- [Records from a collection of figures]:

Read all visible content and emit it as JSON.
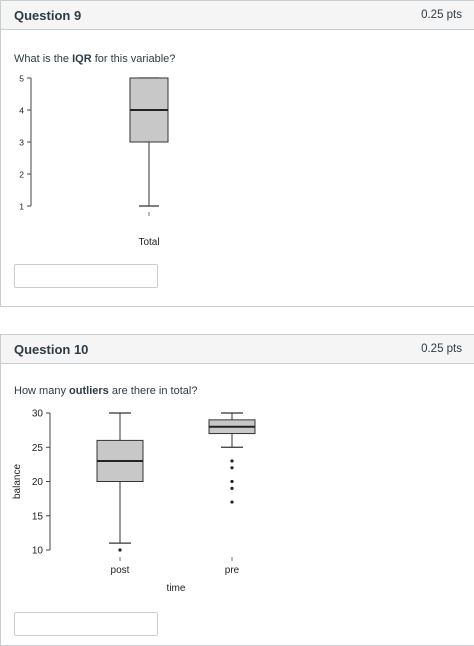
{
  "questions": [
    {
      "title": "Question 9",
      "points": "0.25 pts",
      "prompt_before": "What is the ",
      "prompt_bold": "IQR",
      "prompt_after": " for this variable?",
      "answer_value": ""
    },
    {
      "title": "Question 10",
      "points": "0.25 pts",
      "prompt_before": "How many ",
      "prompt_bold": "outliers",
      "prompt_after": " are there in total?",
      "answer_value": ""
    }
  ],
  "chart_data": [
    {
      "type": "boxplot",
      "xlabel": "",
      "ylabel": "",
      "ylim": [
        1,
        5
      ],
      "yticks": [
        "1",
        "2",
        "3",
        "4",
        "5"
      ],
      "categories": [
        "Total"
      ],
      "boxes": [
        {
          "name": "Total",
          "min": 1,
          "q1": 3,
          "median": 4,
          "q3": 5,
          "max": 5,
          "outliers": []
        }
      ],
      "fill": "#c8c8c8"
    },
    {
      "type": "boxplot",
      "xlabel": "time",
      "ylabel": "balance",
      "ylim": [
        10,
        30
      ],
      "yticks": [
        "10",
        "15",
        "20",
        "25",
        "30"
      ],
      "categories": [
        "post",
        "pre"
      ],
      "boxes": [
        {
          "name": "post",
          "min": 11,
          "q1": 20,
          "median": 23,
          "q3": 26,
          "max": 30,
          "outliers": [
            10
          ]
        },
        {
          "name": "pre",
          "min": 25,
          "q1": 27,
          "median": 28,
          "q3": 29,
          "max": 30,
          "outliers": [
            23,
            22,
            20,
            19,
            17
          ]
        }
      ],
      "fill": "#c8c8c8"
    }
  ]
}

- [Task directions]:
Leave out the pictures and output every record above precisely as given.

- [Answer to this exercise]:
Read all visible content and emit it as JSON.
{
  "questions": [
    {
      "title": "Question 9",
      "points": "0.25 pts",
      "prompt_before": "What is the ",
      "prompt_bold": "IQR",
      "prompt_after": " for this variable?",
      "answer_value": ""
    },
    {
      "title": "Question 10",
      "points": "0.25 pts",
      "prompt_before": "How many ",
      "prompt_bold": "outliers",
      "prompt_after": " are there in total?",
      "answer_value": ""
    }
  ],
  "chart_data": [
    {
      "type": "boxplot",
      "xlabel": "",
      "ylabel": "",
      "ylim": [
        1,
        5
      ],
      "yticks": [
        "1",
        "2",
        "3",
        "4",
        "5"
      ],
      "categories": [
        "Total"
      ],
      "boxes": [
        {
          "name": "Total",
          "min": 1,
          "q1": 3,
          "median": 4,
          "q3": 5,
          "max": 5,
          "outliers": []
        }
      ],
      "fill": "#c8c8c8"
    },
    {
      "type": "boxplot",
      "xlabel": "time",
      "ylabel": "balance",
      "ylim": [
        10,
        30
      ],
      "yticks": [
        "10",
        "15",
        "20",
        "25",
        "30"
      ],
      "categories": [
        "post",
        "pre"
      ],
      "boxes": [
        {
          "name": "post",
          "min": 11,
          "q1": 20,
          "median": 23,
          "q3": 26,
          "max": 30,
          "outliers": [
            10
          ]
        },
        {
          "name": "pre",
          "min": 25,
          "q1": 27,
          "median": 28,
          "q3": 29,
          "max": 30,
          "outliers": [
            23,
            22,
            20,
            19,
            17
          ]
        }
      ],
      "fill": "#c8c8c8"
    }
  ]
}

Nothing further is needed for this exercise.